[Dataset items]
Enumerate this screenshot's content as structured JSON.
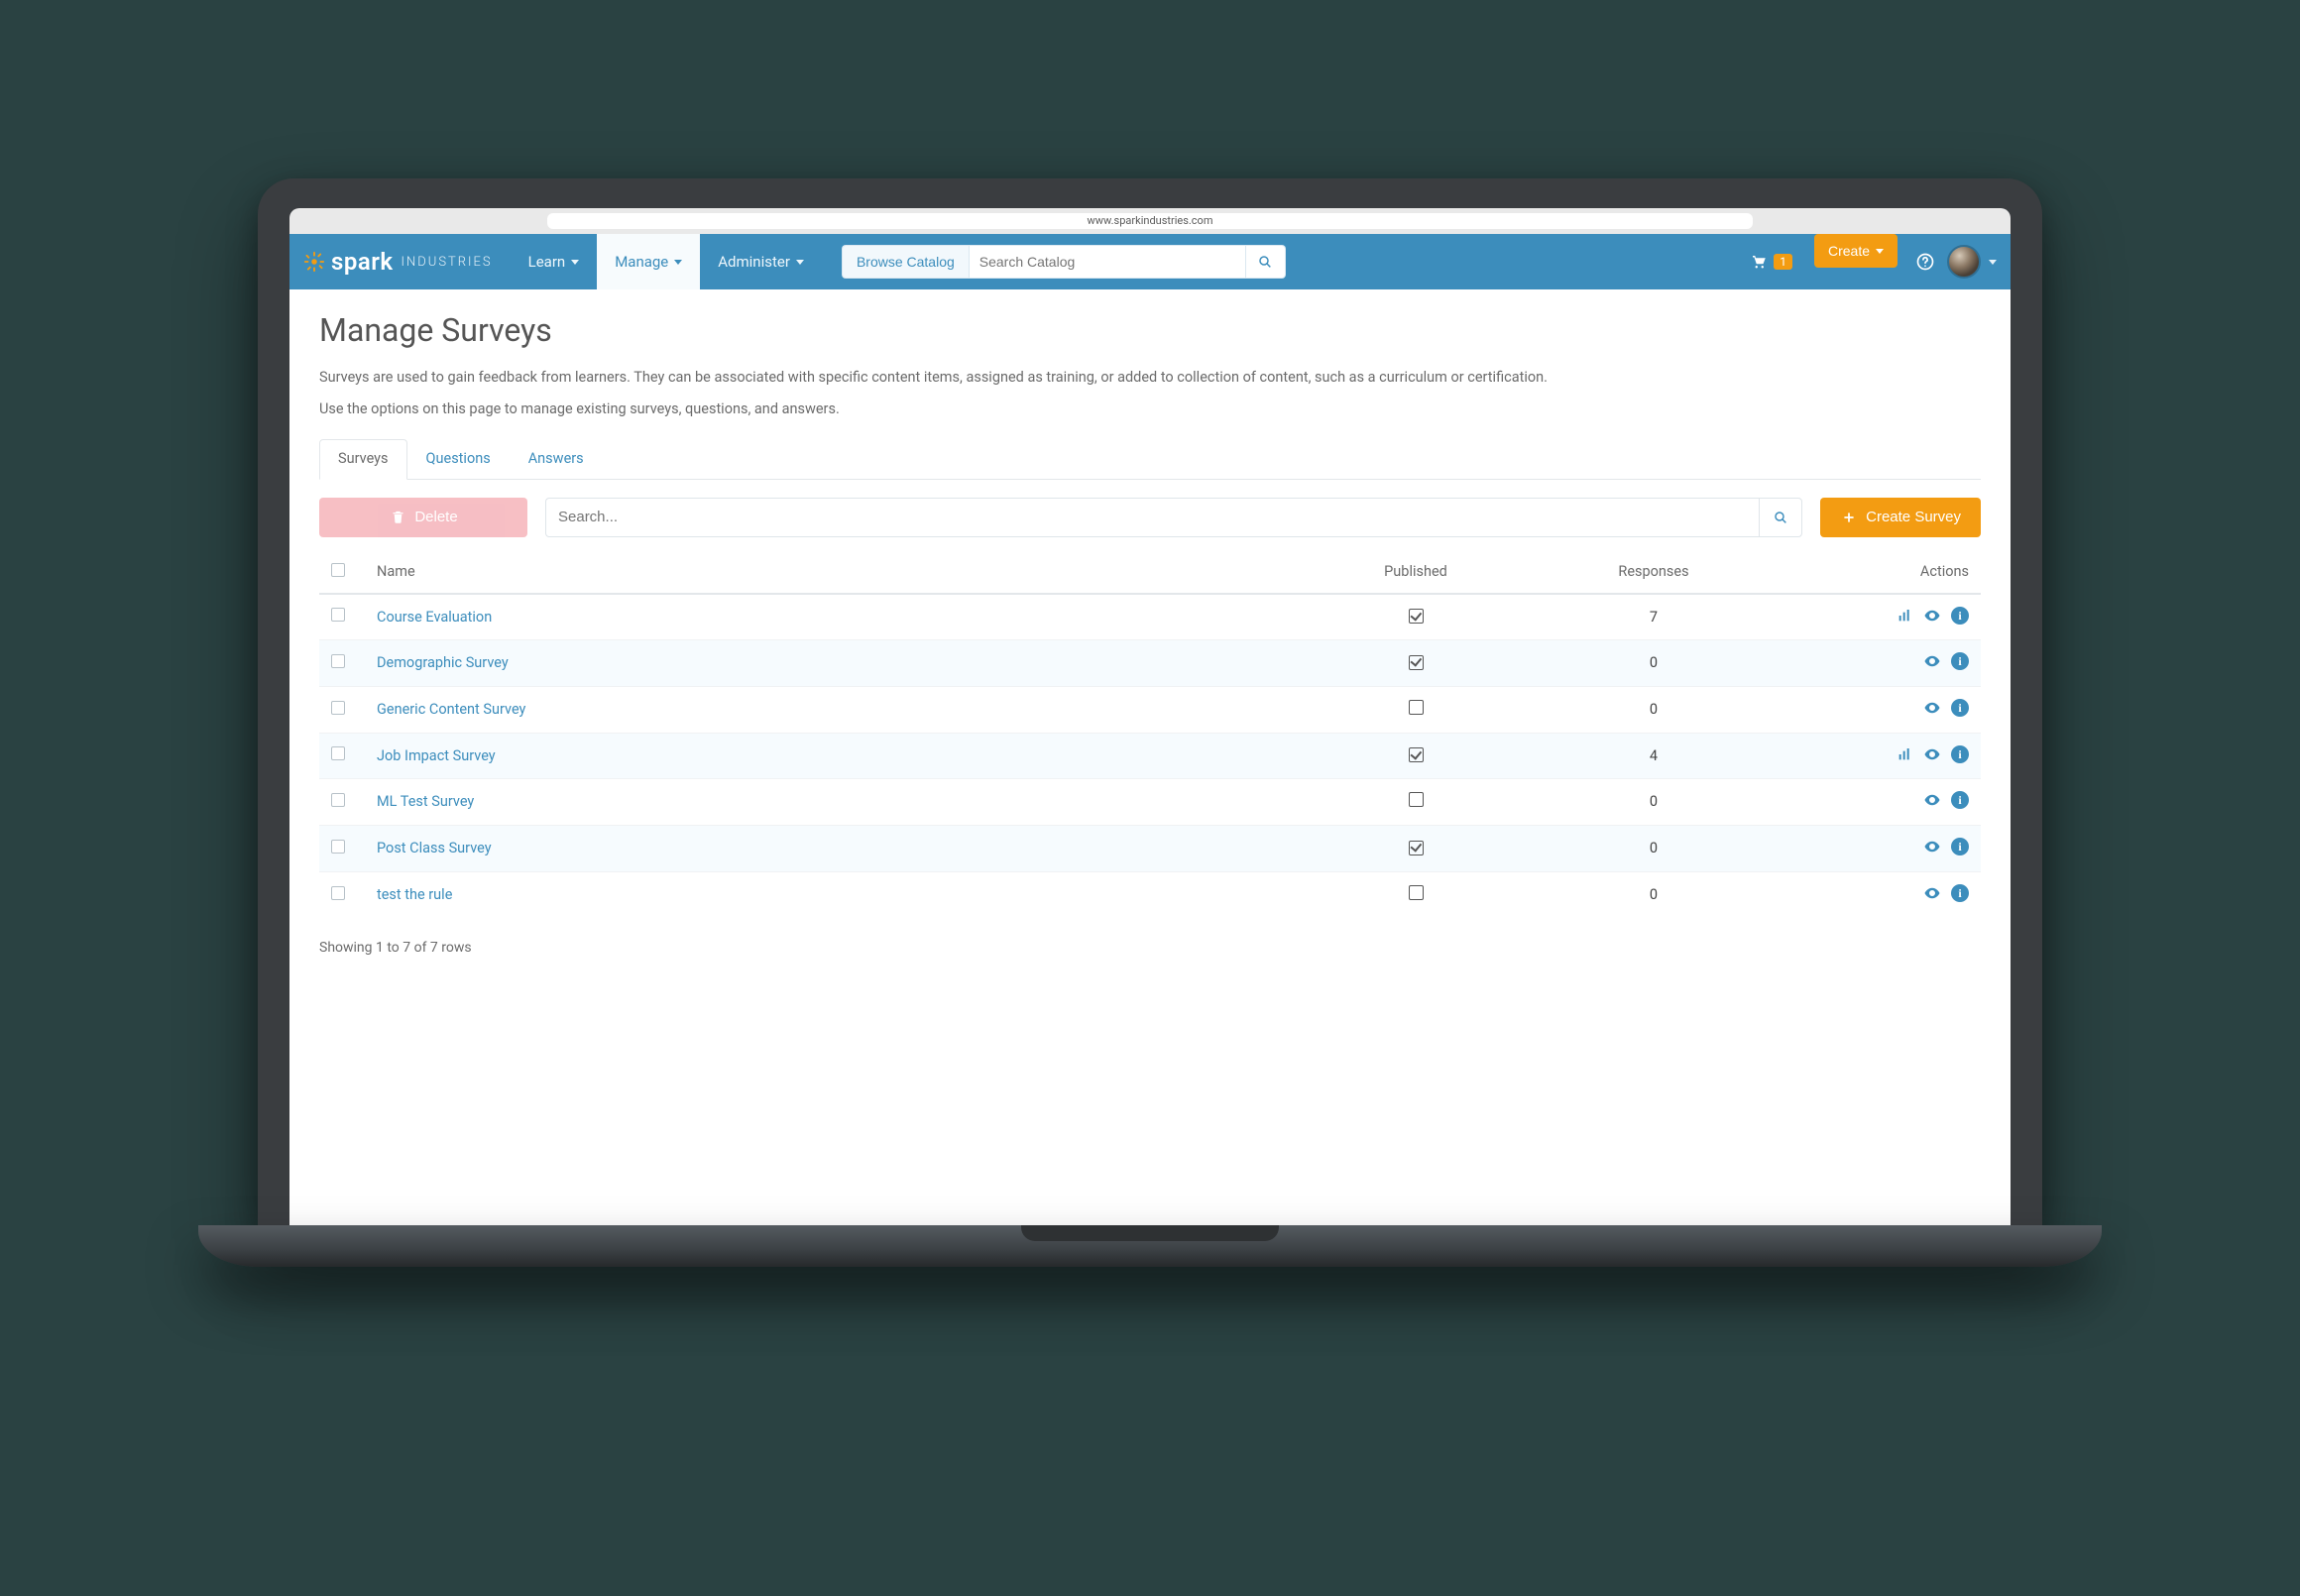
{
  "browser": {
    "address": "www.sparkindustries.com"
  },
  "brand": {
    "main": "spark",
    "sub": "INDUSTRIES"
  },
  "nav": {
    "learn": "Learn",
    "manage": "Manage",
    "administer": "Administer",
    "browse_catalog": "Browse Catalog",
    "search_placeholder": "Search Catalog",
    "create": "Create",
    "cart_count": "1"
  },
  "page": {
    "title": "Manage Surveys",
    "desc1": "Surveys are used to gain feedback from learners. They can be associated with specific content items, assigned as training, or added to collection of content, such as a curriculum or certification.",
    "desc2": "Use the options on this page to manage existing surveys, questions, and answers."
  },
  "tabs": {
    "surveys": "Surveys",
    "questions": "Questions",
    "answers": "Answers"
  },
  "toolbar": {
    "delete_label": "Delete",
    "search_placeholder": "Search...",
    "create_survey": "Create Survey"
  },
  "table": {
    "headers": {
      "name": "Name",
      "published": "Published",
      "responses": "Responses",
      "actions": "Actions"
    },
    "rows": [
      {
        "name": "Course Evaluation",
        "published": true,
        "responses": "7",
        "has_chart": true
      },
      {
        "name": "Demographic Survey",
        "published": true,
        "responses": "0",
        "has_chart": false
      },
      {
        "name": "Generic Content Survey",
        "published": false,
        "responses": "0",
        "has_chart": false
      },
      {
        "name": "Job Impact Survey",
        "published": true,
        "responses": "4",
        "has_chart": true
      },
      {
        "name": "ML Test Survey",
        "published": false,
        "responses": "0",
        "has_chart": false
      },
      {
        "name": "Post Class Survey",
        "published": true,
        "responses": "0",
        "has_chart": false
      },
      {
        "name": "test the rule",
        "published": false,
        "responses": "0",
        "has_chart": false
      }
    ],
    "footer": "Showing 1 to 7 of 7 rows"
  },
  "colors": {
    "primary": "#3c8dbc",
    "accent": "#f39c12"
  }
}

◆ **WHAT IS NEEDED**: Check the data for the word "page" and pull out the lines that have it.

◆ **SOLUTION TO THIS TASK**:
  "page": {
    "desc2": "Use the options on this page to manage existing surveys, questions, and answers."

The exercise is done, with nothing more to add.